Start of Given data
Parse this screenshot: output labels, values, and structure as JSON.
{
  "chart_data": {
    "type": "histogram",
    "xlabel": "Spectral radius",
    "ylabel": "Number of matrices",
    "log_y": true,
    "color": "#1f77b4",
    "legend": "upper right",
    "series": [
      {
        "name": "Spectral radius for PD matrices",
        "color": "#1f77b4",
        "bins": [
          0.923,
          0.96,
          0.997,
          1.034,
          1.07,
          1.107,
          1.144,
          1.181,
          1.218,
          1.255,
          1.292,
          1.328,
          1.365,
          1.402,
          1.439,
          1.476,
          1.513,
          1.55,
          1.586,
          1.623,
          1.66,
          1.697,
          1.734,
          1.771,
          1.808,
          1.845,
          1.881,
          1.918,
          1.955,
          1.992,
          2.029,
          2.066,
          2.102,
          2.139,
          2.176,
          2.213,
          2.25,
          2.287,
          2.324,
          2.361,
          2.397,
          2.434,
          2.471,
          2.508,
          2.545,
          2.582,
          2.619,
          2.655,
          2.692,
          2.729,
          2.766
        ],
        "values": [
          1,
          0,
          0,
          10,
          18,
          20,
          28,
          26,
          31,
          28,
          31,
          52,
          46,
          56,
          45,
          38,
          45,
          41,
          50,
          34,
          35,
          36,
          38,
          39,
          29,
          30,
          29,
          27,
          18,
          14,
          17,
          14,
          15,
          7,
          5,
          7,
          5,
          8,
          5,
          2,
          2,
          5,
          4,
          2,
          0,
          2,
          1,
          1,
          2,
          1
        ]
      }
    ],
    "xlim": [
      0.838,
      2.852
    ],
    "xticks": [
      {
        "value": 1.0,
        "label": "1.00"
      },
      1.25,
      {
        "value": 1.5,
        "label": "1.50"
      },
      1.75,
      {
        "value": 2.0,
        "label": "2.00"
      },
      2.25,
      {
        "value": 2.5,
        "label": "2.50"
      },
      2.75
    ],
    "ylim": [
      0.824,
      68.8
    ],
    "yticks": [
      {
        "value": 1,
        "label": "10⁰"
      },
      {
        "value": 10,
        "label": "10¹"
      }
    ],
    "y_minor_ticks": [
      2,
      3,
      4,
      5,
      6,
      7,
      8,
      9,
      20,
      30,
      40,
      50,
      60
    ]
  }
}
End of Given data
Exercise brief
Count how many lines include the string "matrices". Nothing but the number is needed.

Completed exercise
2